> [What this task involves]:
Change "hemispherical" to "domed" in everything from the start of the data down to the line containing "The second electrode 220g is at (340, 52).", and give those lines again with nothing else altered. Leave the pictures out of your answer.

--- Start ---

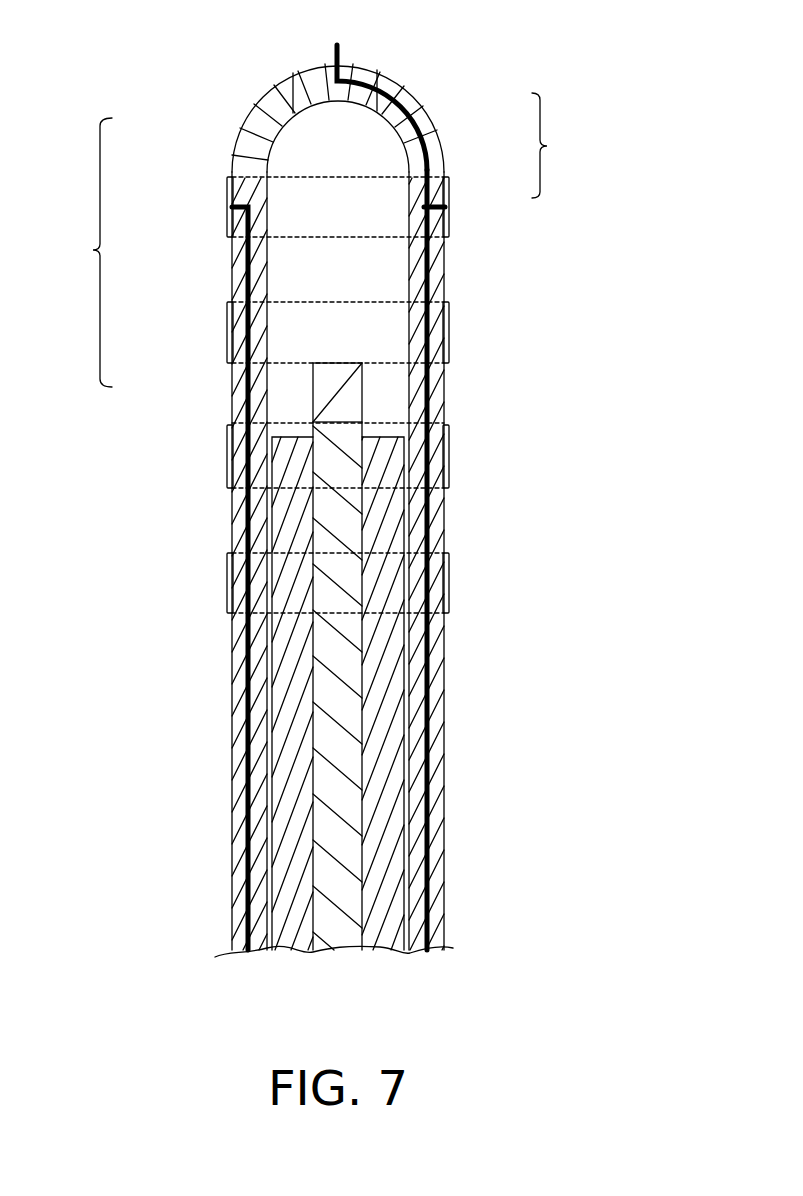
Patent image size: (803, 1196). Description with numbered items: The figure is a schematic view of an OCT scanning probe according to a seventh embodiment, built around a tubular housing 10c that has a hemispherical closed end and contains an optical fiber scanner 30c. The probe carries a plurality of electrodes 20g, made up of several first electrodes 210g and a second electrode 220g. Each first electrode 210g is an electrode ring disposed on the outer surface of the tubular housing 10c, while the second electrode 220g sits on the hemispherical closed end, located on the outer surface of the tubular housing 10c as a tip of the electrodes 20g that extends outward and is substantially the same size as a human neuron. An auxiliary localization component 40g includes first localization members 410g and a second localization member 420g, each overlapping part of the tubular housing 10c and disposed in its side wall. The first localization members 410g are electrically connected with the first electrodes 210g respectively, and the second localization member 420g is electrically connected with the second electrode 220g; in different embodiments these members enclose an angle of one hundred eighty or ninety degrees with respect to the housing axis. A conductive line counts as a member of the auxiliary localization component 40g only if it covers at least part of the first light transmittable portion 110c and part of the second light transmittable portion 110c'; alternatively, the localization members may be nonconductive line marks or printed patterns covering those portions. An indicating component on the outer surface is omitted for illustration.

The tubular housing 10c is at (252, 103).
The second light transmittable portion 110c' is at (350, 93).
The first light transmittable portion 110c is at (380, 560).
The second electrode 220g is at (340, 52).
The first electrodes 210g is at (448, 192).
The electrodes 20g is at (410, 332).
The second localization member 420g is at (415, 108).
The first localization members 410g is at (232, 387).
The auxiliary localization component 40g is at (248, 507).
The optical fiber scanner 30c is at (311, 417).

--- End ---

> [Output]:
Patent image size: (803, 1196). Description with numbered items: The figure is a schematic view of an OCT scanning probe according to a seventh embodiment, built around a tubular housing 10c that has a domed closed end and contains an optical fiber scanner 30c. The probe carries a plurality of electrodes 20g, made up of several first electrodes 210g and a second electrode 220g. Each first electrode 210g is an electrode ring disposed on the outer surface of the tubular housing 10c, while the second electrode 220g sits on the domed closed end, located on the outer surface of the tubular housing 10c as a tip of the electrodes 20g that extends outward and is substantially the same size as a human neuron. An auxiliary localization component 40g includes first localization members 410g and a second localization member 420g, each overlapping part of the tubular housing 10c and disposed in its side wall. The first localization members 410g are electrically connected with the first electrodes 210g respectively, and the second localization member 420g is electrically connected with the second electrode 220g; in different embodiments these members enclose an angle of one hundred eighty or ninety degrees with respect to the housing axis. A conductive line counts as a member of the auxiliary localization component 40g only if it covers at least part of the first light transmittable portion 110c and part of the second light transmittable portion 110c'; alternatively, the localization members may be nonconductive line marks or printed patterns covering those portions. An indicating component on the outer surface is omitted for illustration.

The tubular housing 10c is at (252, 103).
The second light transmittable portion 110c' is at (350, 93).
The first light transmittable portion 110c is at (380, 560).
The second electrode 220g is at (340, 52).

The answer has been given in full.